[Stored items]
** start **
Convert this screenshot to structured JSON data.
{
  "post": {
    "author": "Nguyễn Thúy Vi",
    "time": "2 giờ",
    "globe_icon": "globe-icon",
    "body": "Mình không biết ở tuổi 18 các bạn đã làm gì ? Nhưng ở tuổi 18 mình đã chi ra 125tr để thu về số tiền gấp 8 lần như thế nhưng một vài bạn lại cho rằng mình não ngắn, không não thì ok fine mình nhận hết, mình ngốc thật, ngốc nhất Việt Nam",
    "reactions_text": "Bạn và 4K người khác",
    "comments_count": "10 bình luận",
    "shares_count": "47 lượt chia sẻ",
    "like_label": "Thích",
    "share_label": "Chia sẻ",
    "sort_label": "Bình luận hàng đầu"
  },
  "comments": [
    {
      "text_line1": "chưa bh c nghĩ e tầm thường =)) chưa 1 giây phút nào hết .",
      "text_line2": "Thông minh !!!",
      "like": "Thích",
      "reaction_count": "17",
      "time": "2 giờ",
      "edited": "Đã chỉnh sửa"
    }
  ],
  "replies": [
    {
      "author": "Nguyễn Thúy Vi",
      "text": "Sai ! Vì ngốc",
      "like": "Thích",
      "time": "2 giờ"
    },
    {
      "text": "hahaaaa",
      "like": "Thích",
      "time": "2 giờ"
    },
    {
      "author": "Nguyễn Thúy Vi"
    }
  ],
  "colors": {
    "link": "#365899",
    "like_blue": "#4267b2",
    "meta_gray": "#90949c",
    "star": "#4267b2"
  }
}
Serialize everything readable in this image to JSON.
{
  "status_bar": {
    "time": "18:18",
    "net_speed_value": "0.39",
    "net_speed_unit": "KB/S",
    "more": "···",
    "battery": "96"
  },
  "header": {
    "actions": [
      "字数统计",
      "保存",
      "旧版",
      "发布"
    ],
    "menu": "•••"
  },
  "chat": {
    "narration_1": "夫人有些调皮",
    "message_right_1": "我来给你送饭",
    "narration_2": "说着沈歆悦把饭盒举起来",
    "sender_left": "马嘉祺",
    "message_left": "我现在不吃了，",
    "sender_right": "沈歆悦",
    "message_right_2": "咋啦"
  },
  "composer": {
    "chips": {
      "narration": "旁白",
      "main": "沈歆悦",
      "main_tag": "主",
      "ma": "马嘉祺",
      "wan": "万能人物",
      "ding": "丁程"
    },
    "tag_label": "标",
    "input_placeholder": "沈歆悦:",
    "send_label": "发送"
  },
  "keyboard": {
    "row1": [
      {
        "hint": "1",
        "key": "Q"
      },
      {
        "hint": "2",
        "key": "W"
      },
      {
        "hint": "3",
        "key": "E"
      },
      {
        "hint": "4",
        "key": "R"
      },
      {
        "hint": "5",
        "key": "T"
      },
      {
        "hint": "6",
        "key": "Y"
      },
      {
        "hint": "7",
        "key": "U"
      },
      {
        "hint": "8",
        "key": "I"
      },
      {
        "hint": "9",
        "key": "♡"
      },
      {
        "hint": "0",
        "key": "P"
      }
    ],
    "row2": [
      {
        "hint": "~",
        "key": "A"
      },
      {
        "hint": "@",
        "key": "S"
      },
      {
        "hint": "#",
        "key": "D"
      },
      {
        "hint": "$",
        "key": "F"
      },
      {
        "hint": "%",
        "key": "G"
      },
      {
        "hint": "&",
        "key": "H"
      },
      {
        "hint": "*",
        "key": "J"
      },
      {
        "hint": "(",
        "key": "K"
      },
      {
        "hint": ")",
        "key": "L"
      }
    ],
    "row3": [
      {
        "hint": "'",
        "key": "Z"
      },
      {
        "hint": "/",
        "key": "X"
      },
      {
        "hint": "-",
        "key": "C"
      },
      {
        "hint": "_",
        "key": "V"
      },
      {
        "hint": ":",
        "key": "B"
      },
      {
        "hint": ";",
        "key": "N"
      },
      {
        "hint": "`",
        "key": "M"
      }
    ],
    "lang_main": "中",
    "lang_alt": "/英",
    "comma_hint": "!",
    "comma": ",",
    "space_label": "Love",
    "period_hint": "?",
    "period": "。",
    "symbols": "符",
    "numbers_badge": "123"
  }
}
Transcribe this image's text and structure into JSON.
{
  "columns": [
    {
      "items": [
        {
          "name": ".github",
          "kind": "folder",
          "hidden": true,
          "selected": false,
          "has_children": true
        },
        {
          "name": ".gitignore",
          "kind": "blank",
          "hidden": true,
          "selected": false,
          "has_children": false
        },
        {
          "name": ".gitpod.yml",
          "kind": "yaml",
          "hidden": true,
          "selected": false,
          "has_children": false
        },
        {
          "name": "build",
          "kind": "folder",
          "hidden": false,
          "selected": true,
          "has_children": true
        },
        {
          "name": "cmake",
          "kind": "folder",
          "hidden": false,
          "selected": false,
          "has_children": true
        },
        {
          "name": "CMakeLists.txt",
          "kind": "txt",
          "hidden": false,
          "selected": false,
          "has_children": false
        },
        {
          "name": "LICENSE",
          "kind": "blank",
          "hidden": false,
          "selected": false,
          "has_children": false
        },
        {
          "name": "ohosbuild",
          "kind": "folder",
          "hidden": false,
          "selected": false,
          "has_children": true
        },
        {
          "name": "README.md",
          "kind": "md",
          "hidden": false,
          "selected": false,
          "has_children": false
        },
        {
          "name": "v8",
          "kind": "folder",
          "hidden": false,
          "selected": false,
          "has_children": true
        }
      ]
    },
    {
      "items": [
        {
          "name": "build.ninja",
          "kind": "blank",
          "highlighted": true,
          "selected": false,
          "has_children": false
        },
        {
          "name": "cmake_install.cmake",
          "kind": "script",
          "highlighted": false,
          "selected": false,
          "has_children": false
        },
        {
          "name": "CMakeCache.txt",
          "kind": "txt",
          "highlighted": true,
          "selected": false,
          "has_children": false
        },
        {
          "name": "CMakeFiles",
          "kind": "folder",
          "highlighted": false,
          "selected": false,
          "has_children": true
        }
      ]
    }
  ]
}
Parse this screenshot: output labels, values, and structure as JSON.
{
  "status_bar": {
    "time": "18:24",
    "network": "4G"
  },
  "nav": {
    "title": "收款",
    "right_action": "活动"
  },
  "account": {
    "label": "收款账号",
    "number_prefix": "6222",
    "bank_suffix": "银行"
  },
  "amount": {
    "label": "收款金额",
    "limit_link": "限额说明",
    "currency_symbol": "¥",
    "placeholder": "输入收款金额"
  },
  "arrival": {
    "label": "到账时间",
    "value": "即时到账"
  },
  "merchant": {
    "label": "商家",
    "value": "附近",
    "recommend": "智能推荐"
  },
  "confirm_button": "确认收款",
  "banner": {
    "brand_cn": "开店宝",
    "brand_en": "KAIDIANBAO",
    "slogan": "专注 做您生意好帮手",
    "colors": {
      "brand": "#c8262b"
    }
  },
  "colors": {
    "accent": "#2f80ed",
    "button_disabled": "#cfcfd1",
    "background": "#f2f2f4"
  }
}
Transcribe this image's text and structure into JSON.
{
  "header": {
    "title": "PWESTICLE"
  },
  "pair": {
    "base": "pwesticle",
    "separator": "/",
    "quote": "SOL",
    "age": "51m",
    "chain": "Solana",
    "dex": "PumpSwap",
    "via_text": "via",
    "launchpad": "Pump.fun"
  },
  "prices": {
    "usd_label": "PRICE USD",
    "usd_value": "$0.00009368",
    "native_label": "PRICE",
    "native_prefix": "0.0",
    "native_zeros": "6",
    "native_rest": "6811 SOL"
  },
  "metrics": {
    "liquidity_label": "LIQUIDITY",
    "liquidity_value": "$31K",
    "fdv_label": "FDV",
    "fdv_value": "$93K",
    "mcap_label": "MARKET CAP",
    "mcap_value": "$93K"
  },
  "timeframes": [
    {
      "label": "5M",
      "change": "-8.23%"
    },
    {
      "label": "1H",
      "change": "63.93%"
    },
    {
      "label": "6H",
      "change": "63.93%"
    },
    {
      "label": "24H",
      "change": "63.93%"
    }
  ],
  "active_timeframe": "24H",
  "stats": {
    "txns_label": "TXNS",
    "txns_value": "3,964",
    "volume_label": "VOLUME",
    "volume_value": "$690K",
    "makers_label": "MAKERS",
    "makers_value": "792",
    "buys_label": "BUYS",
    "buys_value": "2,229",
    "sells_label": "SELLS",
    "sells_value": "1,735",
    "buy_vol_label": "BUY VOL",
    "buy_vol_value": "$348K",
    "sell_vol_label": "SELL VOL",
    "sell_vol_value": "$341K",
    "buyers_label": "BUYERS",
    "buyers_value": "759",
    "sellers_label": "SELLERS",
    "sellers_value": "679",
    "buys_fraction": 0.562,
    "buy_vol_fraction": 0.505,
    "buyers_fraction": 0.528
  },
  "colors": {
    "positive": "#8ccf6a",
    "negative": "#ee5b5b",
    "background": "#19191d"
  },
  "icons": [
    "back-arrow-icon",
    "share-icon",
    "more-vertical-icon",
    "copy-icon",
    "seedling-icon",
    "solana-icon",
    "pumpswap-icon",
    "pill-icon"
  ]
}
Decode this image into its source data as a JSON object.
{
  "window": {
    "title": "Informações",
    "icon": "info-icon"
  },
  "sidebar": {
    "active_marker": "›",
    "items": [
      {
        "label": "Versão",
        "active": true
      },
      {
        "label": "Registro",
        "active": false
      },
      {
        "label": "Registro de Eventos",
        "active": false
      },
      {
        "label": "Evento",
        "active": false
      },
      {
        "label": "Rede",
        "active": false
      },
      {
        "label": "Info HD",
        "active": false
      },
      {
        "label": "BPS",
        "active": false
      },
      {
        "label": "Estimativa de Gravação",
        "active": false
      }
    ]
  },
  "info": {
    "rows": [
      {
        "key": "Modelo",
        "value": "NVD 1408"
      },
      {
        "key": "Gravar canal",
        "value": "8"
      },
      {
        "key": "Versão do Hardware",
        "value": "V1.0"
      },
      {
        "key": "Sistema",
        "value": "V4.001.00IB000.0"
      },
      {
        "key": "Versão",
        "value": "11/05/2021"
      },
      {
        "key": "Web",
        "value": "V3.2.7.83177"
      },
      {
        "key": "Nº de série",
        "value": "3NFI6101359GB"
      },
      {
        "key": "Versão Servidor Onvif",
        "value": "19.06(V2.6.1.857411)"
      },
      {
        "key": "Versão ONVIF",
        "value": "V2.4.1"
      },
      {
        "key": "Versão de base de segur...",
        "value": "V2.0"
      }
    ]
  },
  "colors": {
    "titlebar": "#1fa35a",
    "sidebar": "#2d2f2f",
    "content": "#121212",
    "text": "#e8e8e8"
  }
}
** end **
▶ **TO DO**
Each line that holds the word "data" should be extracted from the records.

▶ **EXERCISE SOLUTION**
Convert this screenshot to structured JSON data.
Decode this image into its source data as a JSON object.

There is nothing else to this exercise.